▶ [THE RECORDS]:
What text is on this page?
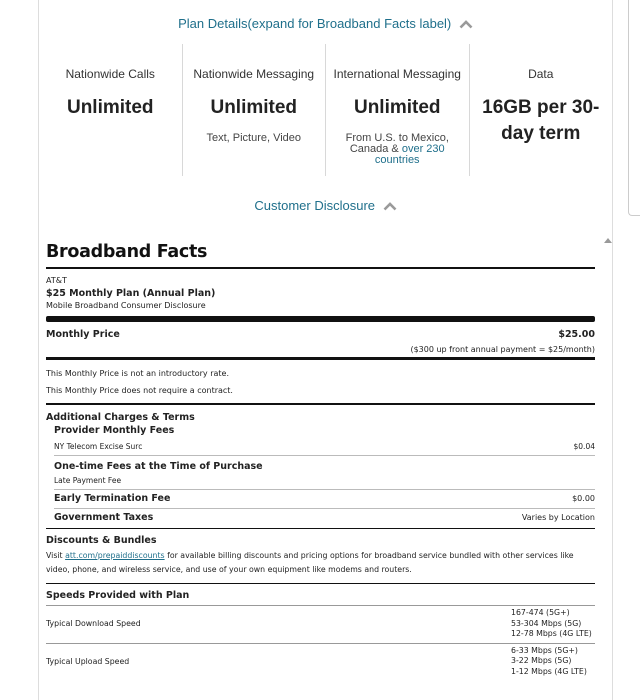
Plan Details(expand for Broadband Facts label)
Nationwide Calls
Unlimited
Nationwide Messaging
Unlimited
Text, Picture, Video
International Messaging
Unlimited
From U.S. to Mexico, Canada & over 230 countries
Data
16GB per 30-day term
Customer Disclosure
Broadband Facts
AT&T
$25 Monthly Plan (Annual Plan)
Mobile Broadband Consumer Disclosure
Monthly Price	$25.00
($300 up front annual payment = $25/month)
This Monthly Price is not an introductory rate.
This Monthly Price does not require a contract.
Additional Charges & Terms
Provider Monthly Fees
NY Telecom Excise Surc	$0.04
One-time Fees at the Time of Purchase
Late Payment Fee
Early Termination Fee	$0.00
Government Taxes	Varies by Location
Discounts & Bundles
Visit att.com/prepaiddiscounts for available billing discounts and pricing options for broadband service bundled with other services like video, phone, and wireless service, and use of your own equipment like modems and routers.
Speeds Provided with Plan
Typical Download Speed
167-474 (5G+)
53-304 Mbps (5G)
12-78 Mbps (4G LTE)
Typical Upload Speed
6-33 Mbps (5G+)
3-22 Mbps (5G)
1-12 Mbps (4G LTE)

▶ [INSTRUCTION]:
Return the full material word for word. Do not include the pictures.

▶ [RESULT OF THIS TASK]:
What text is on this page?
Plan Details(expand for Broadband Facts label)
Nationwide Calls
Unlimited
Nationwide Messaging
Unlimited
Text, Picture, Video
International Messaging
Unlimited
From U.S. to Mexico, Canada & over 230 countries
Data
16GB per 30-day term
Customer Disclosure
Broadband Facts
AT&T
$25 Monthly Plan (Annual Plan)
Mobile Broadband Consumer Disclosure
Monthly Price	$25.00
($300 up front annual payment = $25/month)
This Monthly Price is not an introductory rate.
This Monthly Price does not require a contract.
Additional Charges & Terms
Provider Monthly Fees
NY Telecom Excise Surc	$0.04
One-time Fees at the Time of Purchase
Late Payment Fee
Early Termination Fee	$0.00
Government Taxes	Varies by Location
Discounts & Bundles
Visit att.com/prepaiddiscounts for available billing discounts and pricing options for broadband service bundled with other services like video, phone, and wireless service, and use of your own equipment like modems and routers.
Speeds Provided with Plan
Typical Download Speed
167-474 (5G+)
53-304 Mbps (5G)
12-78 Mbps (4G LTE)
Typical Upload Speed
6-33 Mbps (5G+)
3-22 Mbps (5G)
1-12 Mbps (4G LTE)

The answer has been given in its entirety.